■ Problem requirements: Pictures aside, quote the whole listing exactly.

[Saved data entries]
——————————
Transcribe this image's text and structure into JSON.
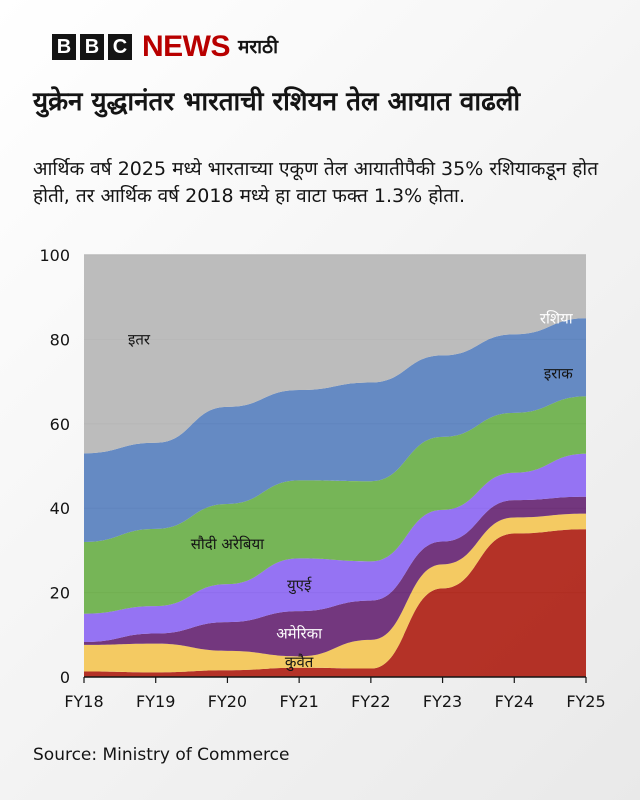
{
  "brand": {
    "letters": [
      "B",
      "B",
      "C"
    ],
    "news": "NEWS",
    "language": "मराठी"
  },
  "title": "युक्रेन युद्धानंतर भारताची रशियन तेल आयात वाढली",
  "subtitle": "आर्थिक वर्ष 2025 मध्ये भारताच्या एकूण तेल आयातीपैकी 35% रशियाकडून होत होती, तर आर्थिक वर्ष 2018 मध्ये हा वाटा फक्त 1.3% होता.",
  "source": "Source: Ministry of Commerce",
  "chart_data": {
    "type": "area",
    "subtype": "stacked-area with rank crossing (share of total, %)",
    "categories": [
      "FY18",
      "FY19",
      "FY20",
      "FY21",
      "FY22",
      "FY23",
      "FY24",
      "FY25"
    ],
    "ylim": [
      0,
      100
    ],
    "yticks": [
      0,
      20,
      40,
      60,
      80,
      100
    ],
    "grid": true,
    "series": [
      {
        "name": "रशिया",
        "color": "#b0271b",
        "values": [
          1.3,
          1.1,
          1.6,
          2.2,
          2.0,
          21.0,
          34.0,
          35.0
        ]
      },
      {
        "name": "कुवैत",
        "color": "#f3c75a",
        "values": [
          6.3,
          6.8,
          4.6,
          2.7,
          6.8,
          5.7,
          3.8,
          3.7
        ]
      },
      {
        "name": "अमेरिका",
        "color": "#6b2c77",
        "values": [
          0.7,
          2.4,
          6.8,
          10.7,
          9.3,
          5.4,
          4.1,
          4.0
        ]
      },
      {
        "name": "युएई",
        "color": "#8f6cf2",
        "values": [
          6.7,
          6.5,
          9.0,
          12.5,
          9.3,
          7.5,
          6.5,
          10.2
        ]
      },
      {
        "name": "सौदी अरेबिया",
        "color": "#6fb14e",
        "values": [
          17.0,
          18.3,
          19.0,
          18.5,
          19.0,
          17.3,
          14.2,
          13.6
        ]
      },
      {
        "name": "इराक",
        "color": "#5d84c0",
        "values": [
          21.0,
          20.4,
          23.0,
          21.4,
          23.4,
          19.3,
          18.6,
          18.5
        ]
      },
      {
        "name": "इतर",
        "color": "#b8b8b8",
        "values": [
          47.0,
          44.5,
          36.0,
          32.0,
          30.2,
          23.8,
          18.8,
          15.0
        ]
      }
    ],
    "annotations": [
      {
        "series": "इतर",
        "at": "FY18"
      },
      {
        "series": "रशिया",
        "at": "FY24"
      },
      {
        "series": "इराक",
        "at": "FY24"
      },
      {
        "series": "सौदी अरेबिया",
        "at": "FY20"
      },
      {
        "series": "युएई",
        "at": "FY21"
      },
      {
        "series": "अमेरिका",
        "at": "FY21"
      },
      {
        "series": "कुवैत",
        "at": "FY21"
      }
    ]
  }
}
——————————
■ Reply to the task:
Transcribe this image's text and structure into JSON.
{
  "brand": {
    "letters": [
      "B",
      "B",
      "C"
    ],
    "news": "NEWS",
    "language": "मराठी"
  },
  "title": "युक्रेन युद्धानंतर भारताची रशियन तेल आयात वाढली",
  "subtitle": "आर्थिक वर्ष 2025 मध्ये भारताच्या एकूण तेल आयातीपैकी 35% रशियाकडून होत होती, तर आर्थिक वर्ष 2018 मध्ये हा वाटा फक्त 1.3% होता.",
  "source": "Source: Ministry of Commerce",
  "chart_data": {
    "type": "area",
    "subtype": "stacked-area with rank crossing (share of total, %)",
    "categories": [
      "FY18",
      "FY19",
      "FY20",
      "FY21",
      "FY22",
      "FY23",
      "FY24",
      "FY25"
    ],
    "ylim": [
      0,
      100
    ],
    "yticks": [
      0,
      20,
      40,
      60,
      80,
      100
    ],
    "grid": true,
    "series": [
      {
        "name": "रशिया",
        "color": "#b0271b",
        "values": [
          1.3,
          1.1,
          1.6,
          2.2,
          2.0,
          21.0,
          34.0,
          35.0
        ]
      },
      {
        "name": "कुवैत",
        "color": "#f3c75a",
        "values": [
          6.3,
          6.8,
          4.6,
          2.7,
          6.8,
          5.7,
          3.8,
          3.7
        ]
      },
      {
        "name": "अमेरिका",
        "color": "#6b2c77",
        "values": [
          0.7,
          2.4,
          6.8,
          10.7,
          9.3,
          5.4,
          4.1,
          4.0
        ]
      },
      {
        "name": "युएई",
        "color": "#8f6cf2",
        "values": [
          6.7,
          6.5,
          9.0,
          12.5,
          9.3,
          7.5,
          6.5,
          10.2
        ]
      },
      {
        "name": "सौदी अरेबिया",
        "color": "#6fb14e",
        "values": [
          17.0,
          18.3,
          19.0,
          18.5,
          19.0,
          17.3,
          14.2,
          13.6
        ]
      },
      {
        "name": "इराक",
        "color": "#5d84c0",
        "values": [
          21.0,
          20.4,
          23.0,
          21.4,
          23.4,
          19.3,
          18.6,
          18.5
        ]
      },
      {
        "name": "इतर",
        "color": "#b8b8b8",
        "values": [
          47.0,
          44.5,
          36.0,
          32.0,
          30.2,
          23.8,
          18.8,
          15.0
        ]
      }
    ],
    "annotations": [
      {
        "series": "इतर",
        "at": "FY18"
      },
      {
        "series": "रशिया",
        "at": "FY24"
      },
      {
        "series": "इराक",
        "at": "FY24"
      },
      {
        "series": "सौदी अरेबिया",
        "at": "FY20"
      },
      {
        "series": "युएई",
        "at": "FY21"
      },
      {
        "series": "अमेरिका",
        "at": "FY21"
      },
      {
        "series": "कुवैत",
        "at": "FY21"
      }
    ]
  }
}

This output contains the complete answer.